Excerpts from a figure dataset:

--- start ---

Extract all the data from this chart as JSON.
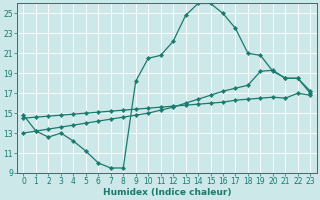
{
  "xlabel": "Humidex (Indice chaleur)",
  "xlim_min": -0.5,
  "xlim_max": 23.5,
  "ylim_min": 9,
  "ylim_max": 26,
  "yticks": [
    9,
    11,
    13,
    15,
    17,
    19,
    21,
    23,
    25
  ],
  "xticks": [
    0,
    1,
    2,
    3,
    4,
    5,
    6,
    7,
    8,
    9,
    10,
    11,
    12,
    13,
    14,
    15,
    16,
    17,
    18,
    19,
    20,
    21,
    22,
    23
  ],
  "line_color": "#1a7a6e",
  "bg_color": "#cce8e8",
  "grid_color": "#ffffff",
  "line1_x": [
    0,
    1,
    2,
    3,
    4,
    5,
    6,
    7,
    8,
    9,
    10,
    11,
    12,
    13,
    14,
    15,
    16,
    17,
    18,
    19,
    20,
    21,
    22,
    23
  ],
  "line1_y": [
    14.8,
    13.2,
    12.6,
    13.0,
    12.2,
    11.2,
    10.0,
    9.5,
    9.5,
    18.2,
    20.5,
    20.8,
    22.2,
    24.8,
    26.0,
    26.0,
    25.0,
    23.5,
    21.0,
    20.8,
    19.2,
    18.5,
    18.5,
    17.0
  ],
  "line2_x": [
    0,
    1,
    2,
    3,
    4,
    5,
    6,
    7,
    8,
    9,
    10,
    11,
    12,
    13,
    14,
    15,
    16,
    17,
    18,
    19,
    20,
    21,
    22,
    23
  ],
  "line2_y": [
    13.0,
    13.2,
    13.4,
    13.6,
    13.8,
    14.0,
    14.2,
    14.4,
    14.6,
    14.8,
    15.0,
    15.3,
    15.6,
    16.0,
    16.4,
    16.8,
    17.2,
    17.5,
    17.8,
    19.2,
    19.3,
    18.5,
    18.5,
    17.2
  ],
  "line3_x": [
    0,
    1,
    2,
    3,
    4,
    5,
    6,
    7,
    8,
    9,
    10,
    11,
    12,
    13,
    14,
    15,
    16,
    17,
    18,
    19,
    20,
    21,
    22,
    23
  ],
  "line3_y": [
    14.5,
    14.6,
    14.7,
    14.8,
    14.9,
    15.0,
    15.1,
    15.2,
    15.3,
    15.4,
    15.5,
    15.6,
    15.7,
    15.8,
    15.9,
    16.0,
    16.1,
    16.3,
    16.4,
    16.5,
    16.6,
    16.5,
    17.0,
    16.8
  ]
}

--- end ---

# Your objective
Transcribe every record above exactly, leaving out the pictures.

# Task answer
Extract all the data from this chart as JSON.
{
  "xlabel": "Humidex (Indice chaleur)",
  "xlim_min": -0.5,
  "xlim_max": 23.5,
  "ylim_min": 9,
  "ylim_max": 26,
  "yticks": [
    9,
    11,
    13,
    15,
    17,
    19,
    21,
    23,
    25
  ],
  "xticks": [
    0,
    1,
    2,
    3,
    4,
    5,
    6,
    7,
    8,
    9,
    10,
    11,
    12,
    13,
    14,
    15,
    16,
    17,
    18,
    19,
    20,
    21,
    22,
    23
  ],
  "line_color": "#1a7a6e",
  "bg_color": "#cce8e8",
  "grid_color": "#ffffff",
  "line1_x": [
    0,
    1,
    2,
    3,
    4,
    5,
    6,
    7,
    8,
    9,
    10,
    11,
    12,
    13,
    14,
    15,
    16,
    17,
    18,
    19,
    20,
    21,
    22,
    23
  ],
  "line1_y": [
    14.8,
    13.2,
    12.6,
    13.0,
    12.2,
    11.2,
    10.0,
    9.5,
    9.5,
    18.2,
    20.5,
    20.8,
    22.2,
    24.8,
    26.0,
    26.0,
    25.0,
    23.5,
    21.0,
    20.8,
    19.2,
    18.5,
    18.5,
    17.0
  ],
  "line2_x": [
    0,
    1,
    2,
    3,
    4,
    5,
    6,
    7,
    8,
    9,
    10,
    11,
    12,
    13,
    14,
    15,
    16,
    17,
    18,
    19,
    20,
    21,
    22,
    23
  ],
  "line2_y": [
    13.0,
    13.2,
    13.4,
    13.6,
    13.8,
    14.0,
    14.2,
    14.4,
    14.6,
    14.8,
    15.0,
    15.3,
    15.6,
    16.0,
    16.4,
    16.8,
    17.2,
    17.5,
    17.8,
    19.2,
    19.3,
    18.5,
    18.5,
    17.2
  ],
  "line3_x": [
    0,
    1,
    2,
    3,
    4,
    5,
    6,
    7,
    8,
    9,
    10,
    11,
    12,
    13,
    14,
    15,
    16,
    17,
    18,
    19,
    20,
    21,
    22,
    23
  ],
  "line3_y": [
    14.5,
    14.6,
    14.7,
    14.8,
    14.9,
    15.0,
    15.1,
    15.2,
    15.3,
    15.4,
    15.5,
    15.6,
    15.7,
    15.8,
    15.9,
    16.0,
    16.1,
    16.3,
    16.4,
    16.5,
    16.6,
    16.5,
    17.0,
    16.8
  ]
}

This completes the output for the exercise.